** Begin **

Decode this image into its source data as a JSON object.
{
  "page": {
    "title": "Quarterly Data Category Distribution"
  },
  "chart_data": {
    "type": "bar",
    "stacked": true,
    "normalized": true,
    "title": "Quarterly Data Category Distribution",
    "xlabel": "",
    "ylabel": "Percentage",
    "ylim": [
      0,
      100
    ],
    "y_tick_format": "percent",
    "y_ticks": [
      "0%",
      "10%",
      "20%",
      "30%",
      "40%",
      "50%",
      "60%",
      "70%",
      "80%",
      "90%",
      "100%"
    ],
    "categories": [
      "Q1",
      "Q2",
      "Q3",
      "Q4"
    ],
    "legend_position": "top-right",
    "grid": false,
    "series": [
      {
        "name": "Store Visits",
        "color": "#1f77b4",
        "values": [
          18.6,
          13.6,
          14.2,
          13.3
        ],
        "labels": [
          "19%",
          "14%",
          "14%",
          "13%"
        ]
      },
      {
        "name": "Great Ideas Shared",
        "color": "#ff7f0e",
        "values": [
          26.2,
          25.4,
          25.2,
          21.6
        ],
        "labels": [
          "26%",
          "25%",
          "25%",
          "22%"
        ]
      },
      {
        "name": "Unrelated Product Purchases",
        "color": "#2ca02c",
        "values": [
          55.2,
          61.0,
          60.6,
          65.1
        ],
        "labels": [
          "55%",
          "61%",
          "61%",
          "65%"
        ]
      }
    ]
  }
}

** End **

> OBJECTIVE: Reproduce all of the data exactly as given.

> WRITTEN REPLY:
Decode this image into its source data as a JSON object.
{
  "page": {
    "title": "Quarterly Data Category Distribution"
  },
  "chart_data": {
    "type": "bar",
    "stacked": true,
    "normalized": true,
    "title": "Quarterly Data Category Distribution",
    "xlabel": "",
    "ylabel": "Percentage",
    "ylim": [
      0,
      100
    ],
    "y_tick_format": "percent",
    "y_ticks": [
      "0%",
      "10%",
      "20%",
      "30%",
      "40%",
      "50%",
      "60%",
      "70%",
      "80%",
      "90%",
      "100%"
    ],
    "categories": [
      "Q1",
      "Q2",
      "Q3",
      "Q4"
    ],
    "legend_position": "top-right",
    "grid": false,
    "series": [
      {
        "name": "Store Visits",
        "color": "#1f77b4",
        "values": [
          18.6,
          13.6,
          14.2,
          13.3
        ],
        "labels": [
          "19%",
          "14%",
          "14%",
          "13%"
        ]
      },
      {
        "name": "Great Ideas Shared",
        "color": "#ff7f0e",
        "values": [
          26.2,
          25.4,
          25.2,
          21.6
        ],
        "labels": [
          "26%",
          "25%",
          "25%",
          "22%"
        ]
      },
      {
        "name": "Unrelated Product Purchases",
        "color": "#2ca02c",
        "values": [
          55.2,
          61.0,
          60.6,
          65.1
        ],
        "labels": [
          "55%",
          "61%",
          "61%",
          "65%"
        ]
      }
    ]
  }
}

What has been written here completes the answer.